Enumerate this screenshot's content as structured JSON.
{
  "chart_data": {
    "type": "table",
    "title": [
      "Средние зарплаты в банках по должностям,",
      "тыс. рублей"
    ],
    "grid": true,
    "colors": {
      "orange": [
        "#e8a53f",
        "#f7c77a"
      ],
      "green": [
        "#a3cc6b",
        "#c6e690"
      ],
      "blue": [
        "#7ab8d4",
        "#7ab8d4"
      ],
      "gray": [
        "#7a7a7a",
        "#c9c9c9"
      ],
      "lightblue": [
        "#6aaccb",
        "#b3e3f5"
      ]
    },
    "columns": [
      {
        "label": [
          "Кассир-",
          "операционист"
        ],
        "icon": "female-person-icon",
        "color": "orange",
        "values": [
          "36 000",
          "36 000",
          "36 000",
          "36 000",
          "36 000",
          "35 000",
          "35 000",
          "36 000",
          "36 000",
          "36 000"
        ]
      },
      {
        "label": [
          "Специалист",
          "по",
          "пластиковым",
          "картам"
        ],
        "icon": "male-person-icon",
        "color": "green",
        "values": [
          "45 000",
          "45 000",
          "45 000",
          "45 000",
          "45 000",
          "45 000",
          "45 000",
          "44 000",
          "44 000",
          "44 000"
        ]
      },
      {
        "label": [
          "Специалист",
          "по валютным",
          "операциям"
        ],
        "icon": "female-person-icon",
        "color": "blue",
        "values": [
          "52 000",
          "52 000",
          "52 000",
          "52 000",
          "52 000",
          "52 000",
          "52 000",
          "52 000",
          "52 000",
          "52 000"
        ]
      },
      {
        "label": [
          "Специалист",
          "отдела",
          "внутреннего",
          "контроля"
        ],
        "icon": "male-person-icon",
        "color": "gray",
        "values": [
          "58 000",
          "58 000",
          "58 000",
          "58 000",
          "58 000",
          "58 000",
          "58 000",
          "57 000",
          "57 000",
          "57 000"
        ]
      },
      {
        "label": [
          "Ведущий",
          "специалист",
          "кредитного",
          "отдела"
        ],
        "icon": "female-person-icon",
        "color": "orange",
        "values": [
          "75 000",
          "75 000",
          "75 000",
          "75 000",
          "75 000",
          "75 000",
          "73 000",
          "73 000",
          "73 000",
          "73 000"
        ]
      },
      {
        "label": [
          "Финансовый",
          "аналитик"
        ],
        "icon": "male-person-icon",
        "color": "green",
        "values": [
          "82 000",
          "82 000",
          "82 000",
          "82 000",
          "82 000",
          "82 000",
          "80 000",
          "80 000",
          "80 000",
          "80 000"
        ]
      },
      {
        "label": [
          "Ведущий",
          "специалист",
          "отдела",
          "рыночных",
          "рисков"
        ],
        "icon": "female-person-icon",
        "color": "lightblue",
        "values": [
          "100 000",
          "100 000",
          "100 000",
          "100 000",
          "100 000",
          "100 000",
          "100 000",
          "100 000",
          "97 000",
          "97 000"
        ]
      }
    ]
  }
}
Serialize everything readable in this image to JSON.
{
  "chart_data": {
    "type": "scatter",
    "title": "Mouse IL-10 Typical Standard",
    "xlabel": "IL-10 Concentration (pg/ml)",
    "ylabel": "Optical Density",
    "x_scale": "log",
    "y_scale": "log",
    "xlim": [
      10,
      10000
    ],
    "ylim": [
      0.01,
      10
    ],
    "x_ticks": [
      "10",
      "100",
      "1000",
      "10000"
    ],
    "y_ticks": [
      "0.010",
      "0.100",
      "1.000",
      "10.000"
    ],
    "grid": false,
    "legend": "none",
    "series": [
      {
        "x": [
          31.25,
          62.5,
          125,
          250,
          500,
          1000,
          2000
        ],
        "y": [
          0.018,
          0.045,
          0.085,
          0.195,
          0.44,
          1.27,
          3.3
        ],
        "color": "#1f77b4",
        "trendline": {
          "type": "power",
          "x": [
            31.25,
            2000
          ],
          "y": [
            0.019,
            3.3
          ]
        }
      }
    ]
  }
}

Set task =>
The entries above should be repeated exactly, every one of them.

Solution =>
Enumerate this screenshot's content as structured JSON.
{
  "chart_data": {
    "type": "table",
    "title": [
      "Средние зарплаты в банках по должностям,",
      "тыс. рублей"
    ],
    "grid": true,
    "colors": {
      "orange": [
        "#e8a53f",
        "#f7c77a"
      ],
      "green": [
        "#a3cc6b",
        "#c6e690"
      ],
      "blue": [
        "#7ab8d4",
        "#7ab8d4"
      ],
      "gray": [
        "#7a7a7a",
        "#c9c9c9"
      ],
      "lightblue": [
        "#6aaccb",
        "#b3e3f5"
      ]
    },
    "columns": [
      {
        "label": [
          "Кассир-",
          "операционист"
        ],
        "icon": "female-person-icon",
        "color": "orange",
        "values": [
          "36 000",
          "36 000",
          "36 000",
          "36 000",
          "36 000",
          "35 000",
          "35 000",
          "36 000",
          "36 000",
          "36 000"
        ]
      },
      {
        "label": [
          "Специалист",
          "по",
          "пластиковым",
          "картам"
        ],
        "icon": "male-person-icon",
        "color": "green",
        "values": [
          "45 000",
          "45 000",
          "45 000",
          "45 000",
          "45 000",
          "45 000",
          "45 000",
          "44 000",
          "44 000",
          "44 000"
        ]
      },
      {
        "label": [
          "Специалист",
          "по валютным",
          "операциям"
        ],
        "icon": "female-person-icon",
        "color": "blue",
        "values": [
          "52 000",
          "52 000",
          "52 000",
          "52 000",
          "52 000",
          "52 000",
          "52 000",
          "52 000",
          "52 000",
          "52 000"
        ]
      },
      {
        "label": [
          "Специалист",
          "отдела",
          "внутреннего",
          "контроля"
        ],
        "icon": "male-person-icon",
        "color": "gray",
        "values": [
          "58 000",
          "58 000",
          "58 000",
          "58 000",
          "58 000",
          "58 000",
          "58 000",
          "57 000",
          "57 000",
          "57 000"
        ]
      },
      {
        "label": [
          "Ведущий",
          "специалист",
          "кредитного",
          "отдела"
        ],
        "icon": "female-person-icon",
        "color": "orange",
        "values": [
          "75 000",
          "75 000",
          "75 000",
          "75 000",
          "75 000",
          "75 000",
          "73 000",
          "73 000",
          "73 000",
          "73 000"
        ]
      },
      {
        "label": [
          "Финансовый",
          "аналитик"
        ],
        "icon": "male-person-icon",
        "color": "green",
        "values": [
          "82 000",
          "82 000",
          "82 000",
          "82 000",
          "82 000",
          "82 000",
          "80 000",
          "80 000",
          "80 000",
          "80 000"
        ]
      },
      {
        "label": [
          "Ведущий",
          "специалист",
          "отдела",
          "рыночных",
          "рисков"
        ],
        "icon": "female-person-icon",
        "color": "lightblue",
        "values": [
          "100 000",
          "100 000",
          "100 000",
          "100 000",
          "100 000",
          "100 000",
          "100 000",
          "100 000",
          "97 000",
          "97 000"
        ]
      }
    ]
  }
}
Serialize everything readable in this image to JSON.
{
  "chart_data": {
    "type": "scatter",
    "title": "Mouse IL-10 Typical Standard",
    "xlabel": "IL-10 Concentration (pg/ml)",
    "ylabel": "Optical Density",
    "x_scale": "log",
    "y_scale": "log",
    "xlim": [
      10,
      10000
    ],
    "ylim": [
      0.01,
      10
    ],
    "x_ticks": [
      "10",
      "100",
      "1000",
      "10000"
    ],
    "y_ticks": [
      "0.010",
      "0.100",
      "1.000",
      "10.000"
    ],
    "grid": false,
    "legend": "none",
    "series": [
      {
        "x": [
          31.25,
          62.5,
          125,
          250,
          500,
          1000,
          2000
        ],
        "y": [
          0.018,
          0.045,
          0.085,
          0.195,
          0.44,
          1.27,
          3.3
        ],
        "color": "#1f77b4",
        "trendline": {
          "type": "power",
          "x": [
            31.25,
            2000
          ],
          "y": [
            0.019,
            3.3
          ]
        }
      }
    ]
  }
}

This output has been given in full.